Element and coordinate records
=-=-=
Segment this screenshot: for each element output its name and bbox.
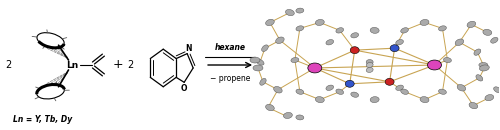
Ellipse shape bbox=[490, 37, 498, 43]
Ellipse shape bbox=[296, 26, 304, 31]
Ellipse shape bbox=[256, 59, 264, 65]
Ellipse shape bbox=[444, 57, 452, 63]
Ellipse shape bbox=[308, 63, 322, 73]
Ellipse shape bbox=[351, 92, 358, 97]
Ellipse shape bbox=[253, 65, 263, 71]
Ellipse shape bbox=[345, 80, 354, 87]
Ellipse shape bbox=[262, 45, 268, 51]
Ellipse shape bbox=[400, 28, 408, 33]
Ellipse shape bbox=[420, 20, 429, 25]
Ellipse shape bbox=[366, 63, 373, 67]
Ellipse shape bbox=[336, 28, 344, 33]
Text: 2: 2 bbox=[127, 60, 134, 70]
Ellipse shape bbox=[385, 78, 394, 85]
Ellipse shape bbox=[396, 40, 404, 45]
Text: Ln: Ln bbox=[66, 60, 78, 70]
Ellipse shape bbox=[391, 46, 398, 51]
Ellipse shape bbox=[370, 27, 379, 33]
Ellipse shape bbox=[483, 29, 492, 35]
Ellipse shape bbox=[469, 102, 478, 109]
Ellipse shape bbox=[438, 89, 446, 94]
Ellipse shape bbox=[390, 45, 399, 52]
Ellipse shape bbox=[480, 65, 490, 71]
Ellipse shape bbox=[457, 84, 466, 91]
Ellipse shape bbox=[386, 79, 393, 84]
Ellipse shape bbox=[316, 20, 324, 25]
Ellipse shape bbox=[476, 75, 483, 81]
Text: hexane: hexane bbox=[214, 43, 246, 52]
Ellipse shape bbox=[396, 85, 404, 90]
Text: N: N bbox=[185, 44, 192, 53]
Ellipse shape bbox=[326, 40, 334, 45]
Ellipse shape bbox=[346, 81, 353, 86]
Ellipse shape bbox=[336, 89, 344, 94]
Ellipse shape bbox=[266, 19, 274, 26]
Ellipse shape bbox=[296, 115, 304, 120]
Ellipse shape bbox=[428, 60, 442, 70]
Ellipse shape bbox=[467, 21, 475, 28]
Ellipse shape bbox=[250, 57, 260, 63]
Ellipse shape bbox=[350, 47, 359, 54]
Ellipse shape bbox=[455, 39, 464, 46]
Ellipse shape bbox=[474, 49, 481, 55]
Text: Ln = Y, Tb, Dy: Ln = Y, Tb, Dy bbox=[13, 115, 72, 124]
Ellipse shape bbox=[370, 97, 379, 103]
Ellipse shape bbox=[291, 57, 299, 63]
Ellipse shape bbox=[351, 48, 358, 53]
Text: O: O bbox=[181, 84, 188, 93]
Ellipse shape bbox=[485, 95, 494, 101]
Ellipse shape bbox=[420, 97, 429, 103]
Ellipse shape bbox=[296, 89, 304, 94]
Ellipse shape bbox=[266, 104, 274, 111]
Text: − propene: − propene bbox=[210, 74, 250, 83]
Ellipse shape bbox=[274, 86, 282, 93]
Ellipse shape bbox=[366, 67, 373, 72]
Ellipse shape bbox=[316, 97, 324, 103]
Text: +: + bbox=[113, 58, 124, 72]
Ellipse shape bbox=[494, 87, 500, 93]
Ellipse shape bbox=[276, 37, 284, 44]
Ellipse shape bbox=[286, 9, 294, 16]
Ellipse shape bbox=[296, 8, 304, 13]
Text: 2: 2 bbox=[6, 60, 12, 70]
Ellipse shape bbox=[326, 85, 334, 90]
Ellipse shape bbox=[260, 78, 266, 85]
Ellipse shape bbox=[479, 63, 488, 67]
Ellipse shape bbox=[351, 33, 358, 38]
Ellipse shape bbox=[400, 89, 408, 94]
Ellipse shape bbox=[284, 112, 292, 118]
Ellipse shape bbox=[366, 60, 373, 64]
Ellipse shape bbox=[438, 26, 446, 31]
=-=-=
Please repeat the listing starting with the line containing "Ellipse shape bbox=[490, 37, 498, 43]" and going on through the line containing "Ellipse shape bbox=[420, 97, 429, 103]", switching every "Ellipse" to "Oval" and leaving everything else as it stands.

__Response to the task__:
Oval shape bbox=[490, 37, 498, 43]
Oval shape bbox=[296, 26, 304, 31]
Oval shape bbox=[256, 59, 264, 65]
Oval shape bbox=[444, 57, 452, 63]
Oval shape bbox=[308, 63, 322, 73]
Oval shape bbox=[351, 92, 358, 97]
Oval shape bbox=[253, 65, 263, 71]
Oval shape bbox=[345, 80, 354, 87]
Oval shape bbox=[262, 45, 268, 51]
Oval shape bbox=[400, 28, 408, 33]
Oval shape bbox=[420, 20, 429, 25]
Oval shape bbox=[366, 63, 373, 67]
Oval shape bbox=[336, 28, 344, 33]
Text: 2: 2 bbox=[127, 60, 134, 70]
Oval shape bbox=[385, 78, 394, 85]
Oval shape bbox=[396, 40, 404, 45]
Text: Ln: Ln bbox=[66, 60, 78, 70]
Oval shape bbox=[391, 46, 398, 51]
Oval shape bbox=[370, 27, 379, 33]
Oval shape bbox=[483, 29, 492, 35]
Oval shape bbox=[469, 102, 478, 109]
Oval shape bbox=[438, 89, 446, 94]
Oval shape bbox=[390, 45, 399, 52]
Oval shape bbox=[480, 65, 490, 71]
Oval shape bbox=[457, 84, 466, 91]
Oval shape bbox=[386, 79, 393, 84]
Oval shape bbox=[316, 20, 324, 25]
Oval shape bbox=[476, 75, 483, 81]
Text: hexane: hexane bbox=[214, 43, 246, 52]
Oval shape bbox=[396, 85, 404, 90]
Text: N: N bbox=[185, 44, 192, 53]
Oval shape bbox=[326, 40, 334, 45]
Oval shape bbox=[346, 81, 353, 86]
Oval shape bbox=[336, 89, 344, 94]
Oval shape bbox=[266, 19, 274, 26]
Oval shape bbox=[296, 115, 304, 120]
Oval shape bbox=[428, 60, 442, 70]
Oval shape bbox=[467, 21, 475, 28]
Oval shape bbox=[250, 57, 260, 63]
Oval shape bbox=[350, 47, 359, 54]
Oval shape bbox=[455, 39, 464, 46]
Oval shape bbox=[474, 49, 481, 55]
Text: Ln = Y, Tb, Dy: Ln = Y, Tb, Dy bbox=[13, 115, 72, 124]
Oval shape bbox=[370, 97, 379, 103]
Oval shape bbox=[291, 57, 299, 63]
Oval shape bbox=[351, 48, 358, 53]
Text: O: O bbox=[181, 84, 188, 93]
Oval shape bbox=[485, 95, 494, 101]
Oval shape bbox=[420, 97, 429, 103]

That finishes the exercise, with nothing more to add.